> **CONSIGNE 1**:
Reproduisez mot pour mot, dans l'extrait sur la rénovation thermique et le trafic aérien, le passage allant de "Le trafic aérien" jusqu'à "moins de 2h30.".
> **CONSIGNE 2**:
D'après l'extrait sur la rénovation thermique et le trafic aérien, en dessous de quelle durée de trajet la proposition de loi prévoit-elle d'interdire les vols intérieurs ?

> **EXTRAIT DU DOCUMENT**:
********************

De son côté, le Haut conseil pour le climat (HCC), organisme indépendant créé en 2019 pour suivre l’application de l’Accord de Paris, regrette dans un rapport publié en février que ces mesures "ne s’appliquent pas aux propriétaires occupants (qui représentaient 58 % des occupants de passoires thermiques en 2018) et ne prévoient pas d’extension progressive aux autres classes énergétiques".
Emmanuel Macron avait de son côté expliqué devant la convention citoyenne en juin 2020 qu’il ne voulait pas interdire totalement ce type de logements car certains auraient les moyens de conduire des travaux de rénovation "et d’autres non". Ce qui n’a pas empêché la ministre de la Transition écologique, Barbara Pompili, d’annoncer dans une interview à Reporterre que la rénovation thermique était "un des points non aboutis encore dans la loi", laissant la porte ouverte à un durcissement des mesures.
Le trafic aérien intérieur finalement peu restreint
L'une des mesures les plus citées est la fin du trafic aérien sur les vols intérieurs. La Convention citoyenne avait proposé d'interdire "les lignes où il existe une alternative bas carbone satisfaisante en prix et en temps sur un trajet de moins de 4 heures". La proposition de loi reprend cette idée mais réduit cette limite aux trajets de moins de 2h30.
"Cette limite fixée à 2h30 est beaucoup trop basse, et une partie de ce trafic pourrait par ailleurs être maintenue lorsqu’il s’agit de transporter des passagers en correspondance" s’est alarmé le Haut conseil pour le climat. L’opposition, par la voix de la députée écologiste Delphine Batho et François Ruffin pour LFI, devrait se saisir de l’occasion pour dénoncer un article vidé de son ambition de réduction des émissions de gaz à effet de serre. En 2019, ces deux élus ont porté une mesure similaire dans une proposition de loi mais avec des règles plus contraignantes, comme l’impossibilité d’y déroger dans le cas où le voyageur serait en correspondance.

********************

> **DONNÉES FOURNIES**:

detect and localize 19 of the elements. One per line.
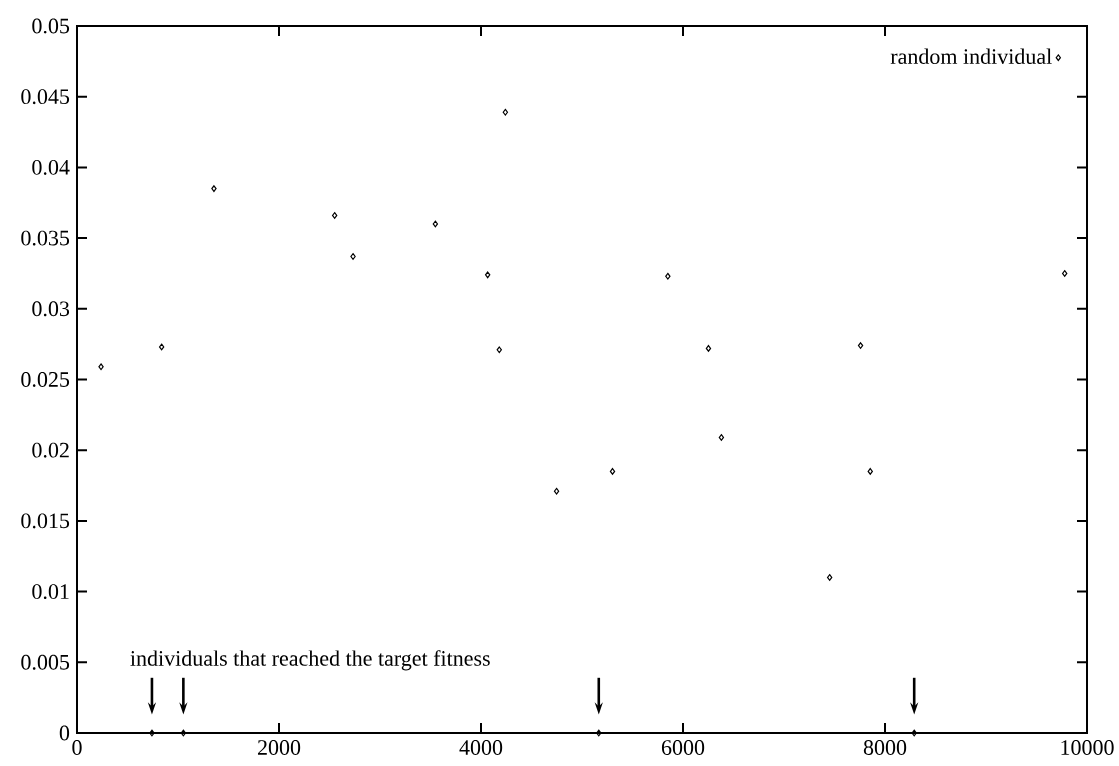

********************

> **RÉSULTAT ATTENDU 1**:
Le trafic aérien intérieur finalement peu restreint
L'une des mesures les plus citées est la fin du trafic aérien sur les vols intérieurs. La Convention citoyenne avait proposé d'interdire "les lignes où il existe une alternative bas carbone satisfaisante en prix et en temps sur un trajet de moins de 4 heures". La proposition de loi reprend cette idée mais réduit cette limite aux trajets de moins de 2h30.

> **RÉSULTAT ATTENDU 2**:
Les trajets de moins de 2h30.